--- START OF EXTRACTED ENTRIES ---

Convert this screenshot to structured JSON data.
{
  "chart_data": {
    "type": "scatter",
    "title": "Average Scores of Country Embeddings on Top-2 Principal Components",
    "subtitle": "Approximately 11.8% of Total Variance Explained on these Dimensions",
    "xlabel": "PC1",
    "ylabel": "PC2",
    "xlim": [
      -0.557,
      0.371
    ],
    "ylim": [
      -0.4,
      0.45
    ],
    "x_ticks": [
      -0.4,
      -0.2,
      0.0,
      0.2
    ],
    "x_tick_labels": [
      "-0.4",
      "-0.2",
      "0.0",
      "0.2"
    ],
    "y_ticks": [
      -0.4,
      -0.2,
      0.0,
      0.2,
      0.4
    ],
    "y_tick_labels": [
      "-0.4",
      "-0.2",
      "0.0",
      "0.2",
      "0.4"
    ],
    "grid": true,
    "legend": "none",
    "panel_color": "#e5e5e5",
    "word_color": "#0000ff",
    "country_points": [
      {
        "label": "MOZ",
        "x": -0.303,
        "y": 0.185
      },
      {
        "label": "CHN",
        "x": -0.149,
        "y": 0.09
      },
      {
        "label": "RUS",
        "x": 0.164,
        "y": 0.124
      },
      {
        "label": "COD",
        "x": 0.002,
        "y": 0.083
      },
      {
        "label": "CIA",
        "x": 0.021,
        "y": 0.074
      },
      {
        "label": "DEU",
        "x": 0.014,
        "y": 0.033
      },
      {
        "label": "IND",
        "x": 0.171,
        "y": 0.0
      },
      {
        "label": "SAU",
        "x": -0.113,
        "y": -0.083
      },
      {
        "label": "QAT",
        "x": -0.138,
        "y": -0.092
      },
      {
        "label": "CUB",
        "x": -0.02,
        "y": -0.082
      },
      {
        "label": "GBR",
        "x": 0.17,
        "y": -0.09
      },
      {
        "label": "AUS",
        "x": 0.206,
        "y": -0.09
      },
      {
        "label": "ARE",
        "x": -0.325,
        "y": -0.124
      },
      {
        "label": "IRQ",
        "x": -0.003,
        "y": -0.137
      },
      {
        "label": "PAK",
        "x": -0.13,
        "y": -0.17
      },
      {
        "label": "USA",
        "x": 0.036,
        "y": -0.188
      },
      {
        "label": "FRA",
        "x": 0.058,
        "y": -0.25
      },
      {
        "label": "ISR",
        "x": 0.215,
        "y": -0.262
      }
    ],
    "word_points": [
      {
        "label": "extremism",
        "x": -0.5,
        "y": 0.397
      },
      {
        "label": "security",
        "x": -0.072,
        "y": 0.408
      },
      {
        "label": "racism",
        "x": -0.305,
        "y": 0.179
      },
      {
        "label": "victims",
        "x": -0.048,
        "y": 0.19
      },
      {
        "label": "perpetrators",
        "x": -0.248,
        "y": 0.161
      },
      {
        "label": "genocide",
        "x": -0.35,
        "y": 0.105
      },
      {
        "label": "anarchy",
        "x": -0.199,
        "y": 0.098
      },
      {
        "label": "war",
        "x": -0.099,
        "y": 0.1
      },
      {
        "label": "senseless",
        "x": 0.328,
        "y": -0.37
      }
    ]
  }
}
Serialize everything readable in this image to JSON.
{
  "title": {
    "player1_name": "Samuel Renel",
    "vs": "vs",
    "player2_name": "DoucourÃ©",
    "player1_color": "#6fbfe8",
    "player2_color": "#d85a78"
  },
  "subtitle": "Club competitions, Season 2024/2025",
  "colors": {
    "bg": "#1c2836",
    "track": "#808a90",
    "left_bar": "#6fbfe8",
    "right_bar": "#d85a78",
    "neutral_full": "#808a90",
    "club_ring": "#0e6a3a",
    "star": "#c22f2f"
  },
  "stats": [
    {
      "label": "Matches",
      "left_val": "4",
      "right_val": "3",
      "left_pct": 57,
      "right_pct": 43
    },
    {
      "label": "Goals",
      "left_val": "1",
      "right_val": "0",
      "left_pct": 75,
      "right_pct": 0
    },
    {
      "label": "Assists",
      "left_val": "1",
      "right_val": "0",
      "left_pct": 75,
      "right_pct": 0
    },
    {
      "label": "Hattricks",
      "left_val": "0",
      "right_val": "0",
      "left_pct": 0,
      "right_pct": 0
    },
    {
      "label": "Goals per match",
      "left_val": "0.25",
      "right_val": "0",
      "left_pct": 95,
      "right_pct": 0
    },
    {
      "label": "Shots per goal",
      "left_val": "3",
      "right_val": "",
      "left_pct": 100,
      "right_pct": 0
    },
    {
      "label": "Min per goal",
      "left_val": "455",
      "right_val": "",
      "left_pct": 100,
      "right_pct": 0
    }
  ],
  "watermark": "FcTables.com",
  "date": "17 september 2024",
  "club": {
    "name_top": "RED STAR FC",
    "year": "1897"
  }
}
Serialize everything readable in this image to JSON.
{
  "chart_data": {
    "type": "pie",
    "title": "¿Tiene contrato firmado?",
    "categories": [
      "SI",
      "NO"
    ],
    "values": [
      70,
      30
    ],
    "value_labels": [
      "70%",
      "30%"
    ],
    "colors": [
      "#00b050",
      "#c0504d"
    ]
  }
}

--- END OF EXTRACTED ENTRIES ---

**EXERCISE OBJECTIVE:**
Go through the records above and retype each one exactly.

**FULL RESPONSE:**
Convert this screenshot to structured JSON data.
{
  "chart_data": {
    "type": "scatter",
    "title": "Average Scores of Country Embeddings on Top-2 Principal Components",
    "subtitle": "Approximately 11.8% of Total Variance Explained on these Dimensions",
    "xlabel": "PC1",
    "ylabel": "PC2",
    "xlim": [
      -0.557,
      0.371
    ],
    "ylim": [
      -0.4,
      0.45
    ],
    "x_ticks": [
      -0.4,
      -0.2,
      0.0,
      0.2
    ],
    "x_tick_labels": [
      "-0.4",
      "-0.2",
      "0.0",
      "0.2"
    ],
    "y_ticks": [
      -0.4,
      -0.2,
      0.0,
      0.2,
      0.4
    ],
    "y_tick_labels": [
      "-0.4",
      "-0.2",
      "0.0",
      "0.2",
      "0.4"
    ],
    "grid": true,
    "legend": "none",
    "panel_color": "#e5e5e5",
    "word_color": "#0000ff",
    "country_points": [
      {
        "label": "MOZ",
        "x": -0.303,
        "y": 0.185
      },
      {
        "label": "CHN",
        "x": -0.149,
        "y": 0.09
      },
      {
        "label": "RUS",
        "x": 0.164,
        "y": 0.124
      },
      {
        "label": "COD",
        "x": 0.002,
        "y": 0.083
      },
      {
        "label": "CIA",
        "x": 0.021,
        "y": 0.074
      },
      {
        "label": "DEU",
        "x": 0.014,
        "y": 0.033
      },
      {
        "label": "IND",
        "x": 0.171,
        "y": 0.0
      },
      {
        "label": "SAU",
        "x": -0.113,
        "y": -0.083
      },
      {
        "label": "QAT",
        "x": -0.138,
        "y": -0.092
      },
      {
        "label": "CUB",
        "x": -0.02,
        "y": -0.082
      },
      {
        "label": "GBR",
        "x": 0.17,
        "y": -0.09
      },
      {
        "label": "AUS",
        "x": 0.206,
        "y": -0.09
      },
      {
        "label": "ARE",
        "x": -0.325,
        "y": -0.124
      },
      {
        "label": "IRQ",
        "x": -0.003,
        "y": -0.137
      },
      {
        "label": "PAK",
        "x": -0.13,
        "y": -0.17
      },
      {
        "label": "USA",
        "x": 0.036,
        "y": -0.188
      },
      {
        "label": "FRA",
        "x": 0.058,
        "y": -0.25
      },
      {
        "label": "ISR",
        "x": 0.215,
        "y": -0.262
      }
    ],
    "word_points": [
      {
        "label": "extremism",
        "x": -0.5,
        "y": 0.397
      },
      {
        "label": "security",
        "x": -0.072,
        "y": 0.408
      },
      {
        "label": "racism",
        "x": -0.305,
        "y": 0.179
      },
      {
        "label": "victims",
        "x": -0.048,
        "y": 0.19
      },
      {
        "label": "perpetrators",
        "x": -0.248,
        "y": 0.161
      },
      {
        "label": "genocide",
        "x": -0.35,
        "y": 0.105
      },
      {
        "label": "anarchy",
        "x": -0.199,
        "y": 0.098
      },
      {
        "label": "war",
        "x": -0.099,
        "y": 0.1
      },
      {
        "label": "senseless",
        "x": 0.328,
        "y": -0.37
      }
    ]
  }
}
Serialize everything readable in this image to JSON.
{
  "title": {
    "player1_name": "Samuel Renel",
    "vs": "vs",
    "player2_name": "DoucourÃ©",
    "player1_color": "#6fbfe8",
    "player2_color": "#d85a78"
  },
  "subtitle": "Club competitions, Season 2024/2025",
  "colors": {
    "bg": "#1c2836",
    "track": "#808a90",
    "left_bar": "#6fbfe8",
    "right_bar": "#d85a78",
    "neutral_full": "#808a90",
    "club_ring": "#0e6a3a",
    "star": "#c22f2f"
  },
  "stats": [
    {
      "label": "Matches",
      "left_val": "4",
      "right_val": "3",
      "left_pct": 57,
      "right_pct": 43
    },
    {
      "label": "Goals",
      "left_val": "1",
      "right_val": "0",
      "left_pct": 75,
      "right_pct": 0
    },
    {
      "label": "Assists",
      "left_val": "1",
      "right_val": "0",
      "left_pct": 75,
      "right_pct": 0
    },
    {
      "label": "Hattricks",
      "left_val": "0",
      "right_val": "0",
      "left_pct": 0,
      "right_pct": 0
    },
    {
      "label": "Goals per match",
      "left_val": "0.25",
      "right_val": "0",
      "left_pct": 95,
      "right_pct": 0
    },
    {
      "label": "Shots per goal",
      "left_val": "3",
      "right_val": "",
      "left_pct": 100,
      "right_pct": 0
    },
    {
      "label": "Min per goal",
      "left_val": "455",
      "right_val": "",
      "left_pct": 100,
      "right_pct": 0
    }
  ],
  "watermark": "FcTables.com",
  "date": "17 september 2024",
  "club": {
    "name_top": "RED STAR FC",
    "year": "1897"
  }
}
Serialize everything readable in this image to JSON.
{
  "chart_data": {
    "type": "pie",
    "title": "¿Tiene contrato firmado?",
    "categories": [
      "SI",
      "NO"
    ],
    "values": [
      70,
      30
    ],
    "value_labels": [
      "70%",
      "30%"
    ],
    "colors": [
      "#00b050",
      "#c0504d"
    ]
  }
}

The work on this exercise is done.